| Directions for this task |
Omit all images. Write out the rest of the material exactly.

-- start Provided records --

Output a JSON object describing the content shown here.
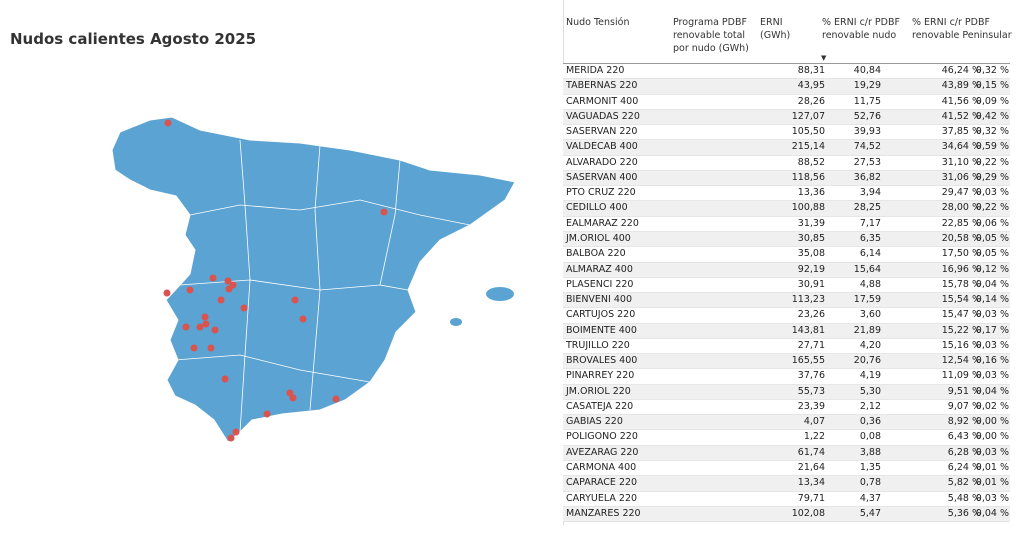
{
  "title": "Nudos calientes Agosto 2025",
  "table": {
    "headers": [
      "Nudo Tensión",
      "Programa PDBF renovable total por nudo (GWh)",
      "ERNI (GWh)",
      "% ERNI c/r PDBF renovable nudo",
      "% ERNI c/r PDBF renovable Peninsular"
    ],
    "rows": [
      [
        "MERIDA 220",
        "88,31",
        "40,84",
        "46,24 %",
        "0,32 %"
      ],
      [
        "TABERNAS 220",
        "43,95",
        "19,29",
        "43,89 %",
        "0,15 %"
      ],
      [
        "CARMONIT 400",
        "28,26",
        "11,75",
        "41,56 %",
        "0,09 %"
      ],
      [
        "VAGUADAS 220",
        "127,07",
        "52,76",
        "41,52 %",
        "0,42 %"
      ],
      [
        "SASERVAN 220",
        "105,50",
        "39,93",
        "37,85 %",
        "0,32 %"
      ],
      [
        "VALDECAB 400",
        "215,14",
        "74,52",
        "34,64 %",
        "0,59 %"
      ],
      [
        "ALVARADO 220",
        "88,52",
        "27,53",
        "31,10 %",
        "0,22 %"
      ],
      [
        "SASERVAN 400",
        "118,56",
        "36,82",
        "31,06 %",
        "0,29 %"
      ],
      [
        "PTO CRUZ 220",
        "13,36",
        "3,94",
        "29,47 %",
        "0,03 %"
      ],
      [
        "CEDILLO 400",
        "100,88",
        "28,25",
        "28,00 %",
        "0,22 %"
      ],
      [
        "EALMARAZ 220",
        "31,39",
        "7,17",
        "22,85 %",
        "0,06 %"
      ],
      [
        "JM.ORIOL 400",
        "30,85",
        "6,35",
        "20,58 %",
        "0,05 %"
      ],
      [
        "BALBOA 220",
        "35,08",
        "6,14",
        "17,50 %",
        "0,05 %"
      ],
      [
        "ALMARAZ 400",
        "92,19",
        "15,64",
        "16,96 %",
        "0,12 %"
      ],
      [
        "PLASENCI 220",
        "30,91",
        "4,88",
        "15,78 %",
        "0,04 %"
      ],
      [
        "BIENVENI 400",
        "113,23",
        "17,59",
        "15,54 %",
        "0,14 %"
      ],
      [
        "CARTUJOS 220",
        "23,26",
        "3,60",
        "15,47 %",
        "0,03 %"
      ],
      [
        "BOIMENTE 400",
        "143,81",
        "21,89",
        "15,22 %",
        "0,17 %"
      ],
      [
        "TRUJILLO 220",
        "27,71",
        "4,20",
        "15,16 %",
        "0,03 %"
      ],
      [
        "BROVALES 400",
        "165,55",
        "20,76",
        "12,54 %",
        "0,16 %"
      ],
      [
        "PINARREY 220",
        "37,76",
        "4,19",
        "11,09 %",
        "0,03 %"
      ],
      [
        "JM.ORIOL 220",
        "55,73",
        "5,30",
        "9,51 %",
        "0,04 %"
      ],
      [
        "CASATEJA 220",
        "23,39",
        "2,12",
        "9,07 %",
        "0,02 %"
      ],
      [
        "GABIAS 220",
        "4,07",
        "0,36",
        "8,92 %",
        "0,00 %"
      ],
      [
        "POLIGONO 220",
        "1,22",
        "0,08",
        "6,43 %",
        "0,00 %"
      ],
      [
        "AVEZARAG 220",
        "61,74",
        "3,88",
        "6,28 %",
        "0,03 %"
      ],
      [
        "CARMONA 400",
        "21,64",
        "1,35",
        "6,24 %",
        "0,01 %"
      ],
      [
        "CAPARACE 220",
        "13,34",
        "0,78",
        "5,82 %",
        "0,01 %"
      ],
      [
        "CARYUELA 220",
        "79,71",
        "4,37",
        "5,48 %",
        "0,03 %"
      ],
      [
        "MANZARES 220",
        "102,08",
        "5,47",
        "5,36 %",
        "0,04 %"
      ]
    ]
  }
}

-- end Provided records --

| Answer to this problem |
Output a JSON object describing the content shown here.
{
  "title": "Nudos calientes Agosto 2025",
  "table": {
    "headers": [
      "Nudo Tensión",
      "Programa PDBF renovable total por nudo (GWh)",
      "ERNI (GWh)",
      "% ERNI c/r PDBF renovable nudo",
      "% ERNI c/r PDBF renovable Peninsular"
    ],
    "rows": [
      [
        "MERIDA 220",
        "88,31",
        "40,84",
        "46,24 %",
        "0,32 %"
      ],
      [
        "TABERNAS 220",
        "43,95",
        "19,29",
        "43,89 %",
        "0,15 %"
      ],
      [
        "CARMONIT 400",
        "28,26",
        "11,75",
        "41,56 %",
        "0,09 %"
      ],
      [
        "VAGUADAS 220",
        "127,07",
        "52,76",
        "41,52 %",
        "0,42 %"
      ],
      [
        "SASERVAN 220",
        "105,50",
        "39,93",
        "37,85 %",
        "0,32 %"
      ],
      [
        "VALDECAB 400",
        "215,14",
        "74,52",
        "34,64 %",
        "0,59 %"
      ],
      [
        "ALVARADO 220",
        "88,52",
        "27,53",
        "31,10 %",
        "0,22 %"
      ],
      [
        "SASERVAN 400",
        "118,56",
        "36,82",
        "31,06 %",
        "0,29 %"
      ],
      [
        "PTO CRUZ 220",
        "13,36",
        "3,94",
        "29,47 %",
        "0,03 %"
      ],
      [
        "CEDILLO 400",
        "100,88",
        "28,25",
        "28,00 %",
        "0,22 %"
      ],
      [
        "EALMARAZ 220",
        "31,39",
        "7,17",
        "22,85 %",
        "0,06 %"
      ],
      [
        "JM.ORIOL 400",
        "30,85",
        "6,35",
        "20,58 %",
        "0,05 %"
      ],
      [
        "BALBOA 220",
        "35,08",
        "6,14",
        "17,50 %",
        "0,05 %"
      ],
      [
        "ALMARAZ 400",
        "92,19",
        "15,64",
        "16,96 %",
        "0,12 %"
      ],
      [
        "PLASENCI 220",
        "30,91",
        "4,88",
        "15,78 %",
        "0,04 %"
      ],
      [
        "BIENVENI 400",
        "113,23",
        "17,59",
        "15,54 %",
        "0,14 %"
      ],
      [
        "CARTUJOS 220",
        "23,26",
        "3,60",
        "15,47 %",
        "0,03 %"
      ],
      [
        "BOIMENTE 400",
        "143,81",
        "21,89",
        "15,22 %",
        "0,17 %"
      ],
      [
        "TRUJILLO 220",
        "27,71",
        "4,20",
        "15,16 %",
        "0,03 %"
      ],
      [
        "BROVALES 400",
        "165,55",
        "20,76",
        "12,54 %",
        "0,16 %"
      ],
      [
        "PINARREY 220",
        "37,76",
        "4,19",
        "11,09 %",
        "0,03 %"
      ],
      [
        "JM.ORIOL 220",
        "55,73",
        "5,30",
        "9,51 %",
        "0,04 %"
      ],
      [
        "CASATEJA 220",
        "23,39",
        "2,12",
        "9,07 %",
        "0,02 %"
      ],
      [
        "GABIAS 220",
        "4,07",
        "0,36",
        "8,92 %",
        "0,00 %"
      ],
      [
        "POLIGONO 220",
        "1,22",
        "0,08",
        "6,43 %",
        "0,00 %"
      ],
      [
        "AVEZARAG 220",
        "61,74",
        "3,88",
        "6,28 %",
        "0,03 %"
      ],
      [
        "CARMONA 400",
        "21,64",
        "1,35",
        "6,24 %",
        "0,01 %"
      ],
      [
        "CAPARACE 220",
        "13,34",
        "0,78",
        "5,82 %",
        "0,01 %"
      ],
      [
        "CARYUELA 220",
        "79,71",
        "4,37",
        "5,48 %",
        "0,03 %"
      ],
      [
        "MANZARES 220",
        "102,08",
        "5,47",
        "5,36 %",
        "0,04 %"
      ]
    ]
  }
}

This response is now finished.